## Aim
Below are the records. Gather each line that holds "respondents".

## Data provided
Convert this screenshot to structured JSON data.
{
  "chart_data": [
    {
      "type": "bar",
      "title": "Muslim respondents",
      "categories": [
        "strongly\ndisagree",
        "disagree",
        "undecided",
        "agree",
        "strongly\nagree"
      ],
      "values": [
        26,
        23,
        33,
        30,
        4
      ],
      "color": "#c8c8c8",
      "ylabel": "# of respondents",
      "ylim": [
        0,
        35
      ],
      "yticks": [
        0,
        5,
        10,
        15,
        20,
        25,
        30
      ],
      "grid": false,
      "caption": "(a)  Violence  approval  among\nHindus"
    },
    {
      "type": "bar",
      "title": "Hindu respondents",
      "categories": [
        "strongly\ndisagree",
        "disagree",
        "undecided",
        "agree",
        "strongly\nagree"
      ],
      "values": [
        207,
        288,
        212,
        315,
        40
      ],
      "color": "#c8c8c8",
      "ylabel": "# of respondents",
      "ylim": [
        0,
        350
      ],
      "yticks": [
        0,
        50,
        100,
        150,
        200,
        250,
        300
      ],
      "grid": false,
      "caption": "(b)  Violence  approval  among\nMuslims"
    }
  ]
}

## Exercise answer
      "title": "Muslim respondents",
      "ylabel": "# of respondents",
      "title": "Hindu respondents",
      "ylabel": "# of respondents",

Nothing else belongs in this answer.